■ PROBLÈME À RÉSOUDRE:
Pourriez-vous réécrire sous forme de liste le paragraphe de l'article sur l'ISABU qui commence par « La Recherche en Valorisation », en conservant ses faits principaux ?

■ TEXTE RETENU:
──────

Qui sauvera l’Institut des Sciences Agronomiques du Burundi, l’ISABU ?

Le budget insuffisant, la fuite des cerveaux, l’insuffisance du personnel qualifié, le détournement des fonds et la corruption figurent parmi les problèmes qui hantent l’Institut des Sciences Agronomiques du Burundi. Les clauses de la réunion organisée par le Directeur de la Recherche en mars dernier mettent en évidence la mauvaise gouvernance qui caractérise la seule institution nationale chargée de faire la recherche agricole dans le pays. (Le Mandat)

La recherche agricole est en danger au Burundi selon certains analystes qui dénoncent la mauvaise gouvernance qui mine l’ISABU. Le procès-verbal de la réunion organisée le 18 mars dernier par le Directeur de la Recherche à l’ISABU Willy Irakoze à l’intention des différents Responsables de ce département en dit long sur la paralysie des activités de recherche.

L’impossibilité de recherche en produits de l’Agriculture et de l’Elevage

La Recherche en Valorisation des Produits de l’Agriculture et de l’Elevage (VPAE) est impossible à l’état actuel des ressources humaines et matériel selon les participants à la réunion. Parmi les recommandations, figure la suspension du programme. Pour cause, la réhabilitation du bâtiment qui abritera le laboratoire du programme VPAE à l’Avenue Mwezi Gisabo n’a pas encore commencé parce que l’Office Burundais de l’Urbanisme, de l’Habitat et de la construction (OBUHA) n’a pas reçu le budget alloué à cette activité. Selon toujours le procès-verbal de la réunion, même si le marché du matériel et équipement est en cours d’exécution, « suite à la dévaluation continuelle du francs burundais, la liste du matériel d’environ 87 articles a été revue à la baisse jusqu’à 37 articles ». Cela va handicaper les activités prévues au laboratoire selon les participants à la réunion. « Il a été constaté également que ce programme ne dispose presque pas de personnel tant scientifique que technique ».

──────

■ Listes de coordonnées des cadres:
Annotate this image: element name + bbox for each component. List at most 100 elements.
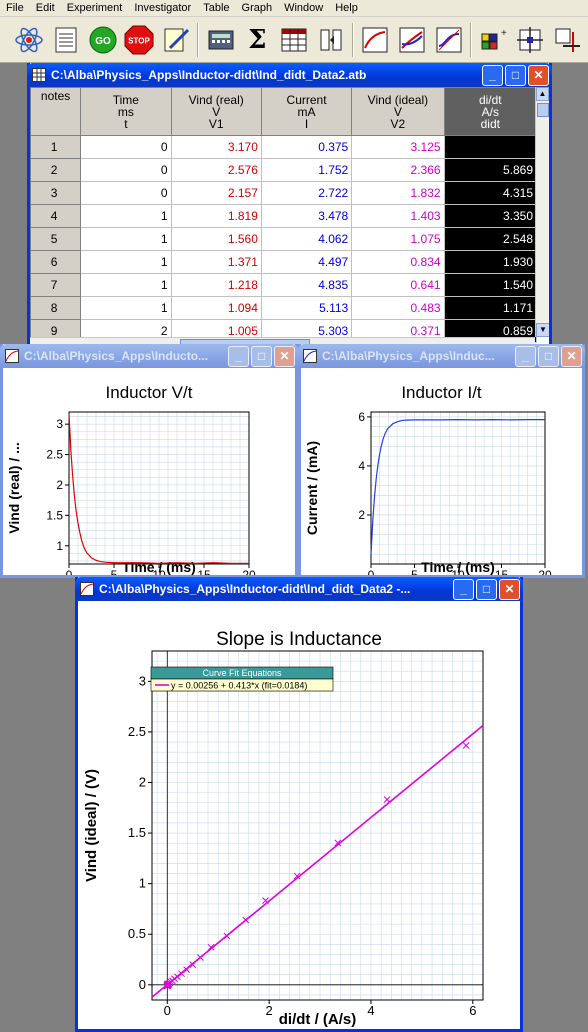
table-cell[interactable]: 4.835	[260, 273, 353, 297]
crosshair-icon[interactable]	[515, 24, 546, 56]
column-header-vind-real[interactable]: Vind (real) V V1	[170, 87, 262, 136]
table-cell[interactable]: 2.722	[260, 181, 353, 205]
maximize-button[interactable]: □	[476, 578, 497, 600]
table-cell[interactable]: 2.366	[351, 158, 445, 182]
table-cell[interactable]: 1.403	[351, 204, 445, 228]
table-cell[interactable]: 4.315	[443, 181, 538, 205]
table-row[interactable]: 3 0 2.157 2.722 1.832 4.315	[30, 181, 538, 205]
row-number[interactable]: 5	[30, 227, 82, 251]
graph-window-titlebar[interactable]: C:\Alba\Physics_Apps\Induc... _ □ ✕	[298, 344, 585, 368]
menu-item-window[interactable]: Window	[284, 2, 324, 14]
menu-item-file[interactable]: File	[6, 2, 24, 14]
table-cell[interactable]: 1.930	[443, 250, 538, 274]
graph-window-titlebar[interactable]: C:\Alba\Physics_Apps\Inducto... _ □ ✕	[0, 344, 298, 368]
table-row[interactable]: 8 1 1.094 5.113 0.483 1.171	[30, 296, 538, 320]
row-number[interactable]: 2	[30, 158, 82, 182]
maximize-button[interactable]: □	[251, 345, 272, 367]
minimize-button[interactable]: _	[515, 345, 536, 367]
graph-icon[interactable]	[360, 24, 391, 56]
table-cell[interactable]: 0.483	[351, 296, 445, 320]
close-button[interactable]: ✕	[561, 345, 582, 367]
column-icon[interactable]	[315, 24, 346, 56]
table-cell[interactable]: 3.350	[443, 204, 538, 228]
table-cell[interactable]: 3.125	[351, 135, 445, 159]
stop-button[interactable]: STOP	[124, 24, 155, 56]
menu-item-investigator[interactable]: Investigator	[134, 2, 192, 14]
go-button[interactable]: GO	[87, 24, 118, 56]
menu-item-table[interactable]: Table	[203, 2, 230, 14]
sigma-icon[interactable]: Σ	[248, 24, 267, 55]
scroll-thumb[interactable]	[537, 103, 549, 117]
table-cell[interactable]: 1	[80, 227, 172, 251]
table-cell[interactable]: 1	[80, 250, 172, 274]
table-cell[interactable]: 5.113	[260, 296, 353, 320]
menu-item-edit[interactable]: Edit	[35, 2, 55, 14]
close-button[interactable]: ✕	[274, 345, 295, 367]
column-header-didt[interactable]: di/dt A/s didt	[443, 87, 538, 136]
table-cell[interactable]: 4.062	[260, 227, 353, 251]
table-cell[interactable]: 1.752	[260, 158, 353, 182]
menu-item-experiment[interactable]: Experiment	[66, 2, 123, 14]
table-cell[interactable]: 0	[80, 135, 172, 159]
table-cell[interactable]: 0	[80, 158, 172, 182]
minimize-button[interactable]: _	[228, 345, 249, 367]
chart-slope-inductance[interactable]: Slope is Inductance 0 2 4 6 0 0.5 1 1.5 2 2.5 3 di/d…	[78, 601, 520, 1032]
table-cell[interactable]: 1.819	[170, 204, 262, 228]
table-cell[interactable]: 2.157	[170, 181, 262, 205]
table-cell[interactable]: 0.641	[351, 273, 445, 297]
table-cell[interactable]: 0	[80, 181, 172, 205]
calculator-icon[interactable]	[205, 24, 236, 56]
table-cell[interactable]: 1.560	[170, 227, 262, 251]
row-number[interactable]: 3	[30, 181, 82, 205]
table-cell[interactable]: 0.375	[260, 135, 353, 159]
table-icon[interactable]	[279, 24, 310, 56]
table-row[interactable]: 1 0 3.170 0.375 3.125	[30, 135, 538, 159]
note-pencil-icon[interactable]	[161, 24, 192, 56]
table-cell[interactable]: 3.478	[260, 204, 353, 228]
menu-item-graph[interactable]: Graph	[241, 2, 273, 14]
close-button[interactable]: ✕	[528, 64, 549, 86]
graph-window-titlebar[interactable]: C:\Alba\Physics_Apps\Inductor-didt\Ind_d…	[75, 577, 523, 601]
table-cell[interactable]: 1.094	[170, 296, 262, 320]
table-cell[interactable]: 1.075	[351, 227, 445, 251]
table-cell[interactable]: 3.170	[170, 135, 262, 159]
table-cell[interactable]: 1	[80, 204, 172, 228]
table-cell[interactable]: 2.576	[170, 158, 262, 182]
table-row[interactable]: 7 1 1.218 4.835 0.641 1.540	[30, 273, 538, 297]
atom-icon[interactable]	[14, 24, 45, 56]
table-cell[interactable]: 1.540	[443, 273, 538, 297]
table-cell[interactable]: 2.548	[443, 227, 538, 251]
table-cell[interactable]	[443, 135, 538, 159]
table-cell[interactable]: 1.218	[170, 273, 262, 297]
scroll-down-arrow[interactable]: ▼	[536, 323, 549, 337]
table-row[interactable]: 5 1 1.560 4.062 1.075 2.548	[30, 227, 538, 251]
column-header-vind-ideal[interactable]: Vind (ideal) V V2	[351, 87, 445, 136]
row-number[interactable]: 8	[30, 296, 82, 320]
notebook-icon[interactable]	[51, 24, 82, 56]
table-cell[interactable]: 1.171	[443, 296, 538, 320]
maximize-button[interactable]: □	[505, 64, 526, 86]
curve-icon[interactable]	[433, 24, 464, 56]
row-number[interactable]: 6	[30, 250, 82, 274]
chart-inductor-it[interactable]: Inductor I/t 0 5 10 15 20 2 4 6 Time / (ms) Curren…	[301, 368, 582, 575]
curve-fit-legend[interactable]: Curve Fit Equations y = 0.00256 + 0.413*x…	[150, 666, 334, 692]
table-window-titlebar[interactable]: C:\Alba\Physics_Apps\Inductor-didt\Ind_d…	[27, 63, 552, 87]
row-number[interactable]: 7	[30, 273, 82, 297]
column-header-time[interactable]: Time ms t	[80, 87, 172, 136]
table-cell[interactable]: 4.497	[260, 250, 353, 274]
row-number[interactable]: 1	[30, 135, 82, 159]
maximize-button[interactable]: □	[538, 345, 559, 367]
chart-inductor-vt[interactable]: Inductor V/t 0 5 10 15 20 1 1.5 2 2.5 3 Time / (ms)…	[3, 368, 295, 575]
scroll-up-arrow[interactable]: ▲	[536, 87, 549, 101]
table-row[interactable]: 2 0 2.576 1.752 2.366 5.869	[30, 158, 538, 182]
close-button[interactable]: ✕	[499, 578, 520, 600]
column-header-notes[interactable]: notes	[30, 87, 82, 136]
column-header-current[interactable]: Current mA I	[260, 87, 353, 136]
table-cell[interactable]: 1	[80, 273, 172, 297]
cursor-icon[interactable]	[551, 24, 582, 56]
color-grid-icon[interactable]: +	[478, 24, 509, 56]
vertical-scrollbar[interactable]: ▲ ▼	[535, 87, 549, 337]
minimize-button[interactable]: _	[453, 578, 474, 600]
graph-multi-icon[interactable]	[397, 24, 428, 56]
table-cell[interactable]: 0.834	[351, 250, 445, 274]
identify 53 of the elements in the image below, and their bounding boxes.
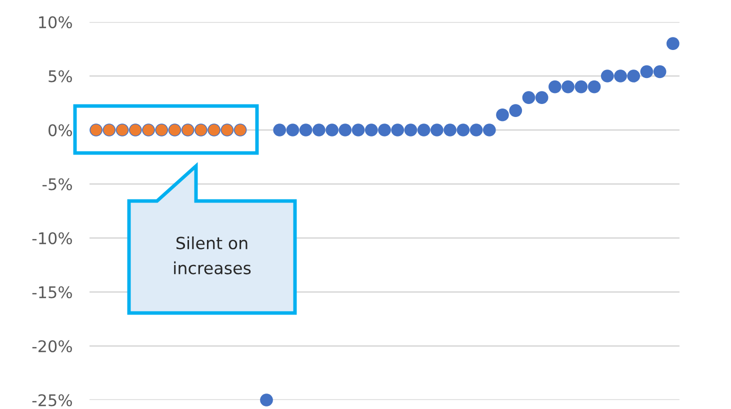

──────

■ RÉPONSE ATTENDUE:
- Selon les participants à la réunion, la recherche en Valorisation des Produits de l'Agriculture et de l'Elevage (VPAE) est impossible avec les ressources humaines et matérielles actuelles. Les participants recommandent notamment de suspendre le programme.
- La réhabilitation du bâtiment qui doit abriter le laboratoire VPAE, avenue Mwezi Gisabo, n'a pas commencé, car l'OBUHA n'a pas reçu le budget prévu pour cette activité.
- Le marché du matériel et de l'équipement est en cours d'exécution. La dévaluation continuelle du franc burundais a toutefois fait passer la liste du matériel d'environ 87 à 37 articles, ce qui va handicaper les activités prévues au laboratoire.
- Le programme ne dispose presque pas de personnel, ni scientifique ni technique.